* _Exercise_
Copy out all lines that hold "portion".

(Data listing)
******************************

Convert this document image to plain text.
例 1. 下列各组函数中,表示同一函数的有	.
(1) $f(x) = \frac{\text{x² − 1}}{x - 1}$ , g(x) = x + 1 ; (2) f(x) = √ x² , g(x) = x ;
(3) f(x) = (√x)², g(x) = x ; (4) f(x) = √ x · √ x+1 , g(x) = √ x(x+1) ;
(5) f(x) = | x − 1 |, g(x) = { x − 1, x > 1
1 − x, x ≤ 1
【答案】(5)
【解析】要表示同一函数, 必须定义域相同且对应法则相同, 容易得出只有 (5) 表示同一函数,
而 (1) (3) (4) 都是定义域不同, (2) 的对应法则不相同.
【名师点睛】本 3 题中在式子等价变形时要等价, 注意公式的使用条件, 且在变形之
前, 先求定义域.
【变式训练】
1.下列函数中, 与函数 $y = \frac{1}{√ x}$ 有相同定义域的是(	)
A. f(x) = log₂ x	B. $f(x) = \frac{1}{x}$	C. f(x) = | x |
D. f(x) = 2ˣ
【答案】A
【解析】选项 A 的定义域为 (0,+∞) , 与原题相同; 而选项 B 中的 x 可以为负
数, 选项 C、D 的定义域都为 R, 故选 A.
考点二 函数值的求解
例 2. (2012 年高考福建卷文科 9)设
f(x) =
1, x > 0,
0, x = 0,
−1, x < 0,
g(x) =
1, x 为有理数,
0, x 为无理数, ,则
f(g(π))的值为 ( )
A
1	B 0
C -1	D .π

******************************

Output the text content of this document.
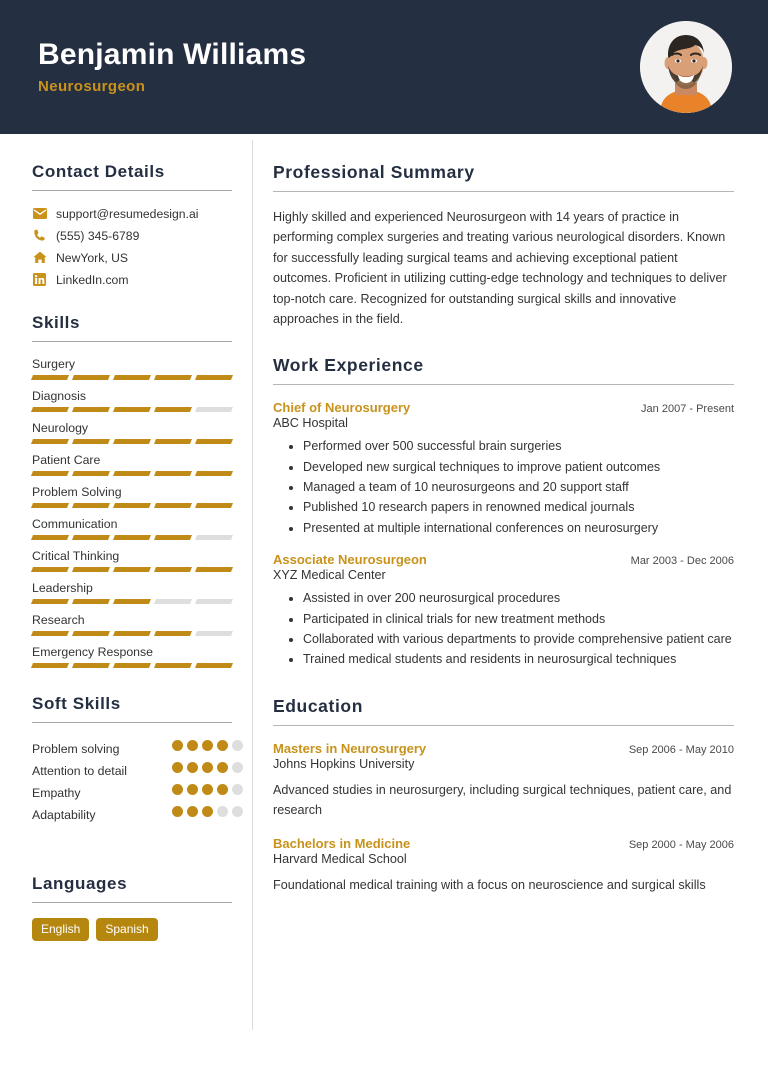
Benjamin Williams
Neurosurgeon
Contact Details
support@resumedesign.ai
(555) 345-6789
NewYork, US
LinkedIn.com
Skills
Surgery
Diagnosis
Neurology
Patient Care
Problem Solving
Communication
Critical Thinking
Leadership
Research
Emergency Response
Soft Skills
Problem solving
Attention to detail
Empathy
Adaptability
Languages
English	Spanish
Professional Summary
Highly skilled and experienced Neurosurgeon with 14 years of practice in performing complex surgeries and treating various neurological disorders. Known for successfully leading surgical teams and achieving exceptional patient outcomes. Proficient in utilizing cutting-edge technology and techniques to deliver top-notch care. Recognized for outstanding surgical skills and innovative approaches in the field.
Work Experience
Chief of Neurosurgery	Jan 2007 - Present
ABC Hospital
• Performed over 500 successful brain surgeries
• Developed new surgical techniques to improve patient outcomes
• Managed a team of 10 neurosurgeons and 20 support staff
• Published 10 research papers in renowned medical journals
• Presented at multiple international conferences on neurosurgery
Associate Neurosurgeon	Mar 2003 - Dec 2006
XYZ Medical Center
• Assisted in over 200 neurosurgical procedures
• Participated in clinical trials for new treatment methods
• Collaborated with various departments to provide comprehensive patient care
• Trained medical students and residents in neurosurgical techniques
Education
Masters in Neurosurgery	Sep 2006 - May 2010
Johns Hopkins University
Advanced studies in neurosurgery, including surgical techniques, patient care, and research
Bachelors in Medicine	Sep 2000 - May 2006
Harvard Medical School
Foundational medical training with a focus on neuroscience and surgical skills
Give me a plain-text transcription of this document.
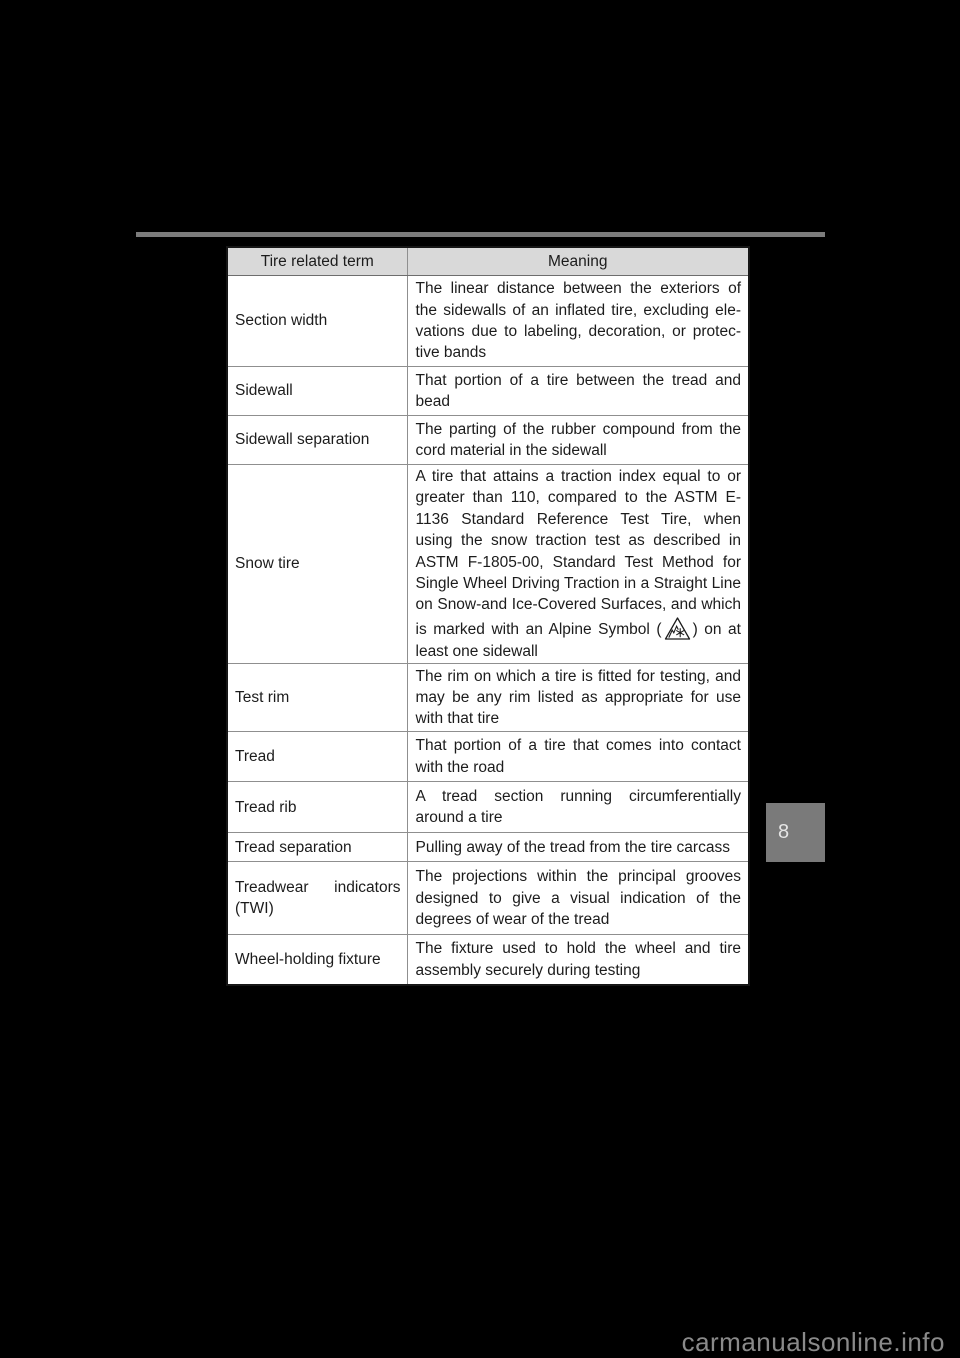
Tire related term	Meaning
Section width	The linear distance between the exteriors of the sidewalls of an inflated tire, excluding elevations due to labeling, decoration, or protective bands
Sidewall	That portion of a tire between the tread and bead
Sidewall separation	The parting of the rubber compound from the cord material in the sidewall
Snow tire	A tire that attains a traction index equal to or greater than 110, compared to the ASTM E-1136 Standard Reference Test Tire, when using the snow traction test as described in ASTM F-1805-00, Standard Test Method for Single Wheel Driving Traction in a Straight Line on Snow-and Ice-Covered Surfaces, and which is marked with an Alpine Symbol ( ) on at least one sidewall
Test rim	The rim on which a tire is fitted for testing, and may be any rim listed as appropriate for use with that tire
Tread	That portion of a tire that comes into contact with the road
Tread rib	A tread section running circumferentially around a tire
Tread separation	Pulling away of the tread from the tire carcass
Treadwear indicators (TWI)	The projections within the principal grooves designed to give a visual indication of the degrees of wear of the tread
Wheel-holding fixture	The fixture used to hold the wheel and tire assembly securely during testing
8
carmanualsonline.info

******************************

* _Finished task_
Sidewall	That portion of a tire between the tread and bead
Tread	That portion of a tire that comes into contact with the road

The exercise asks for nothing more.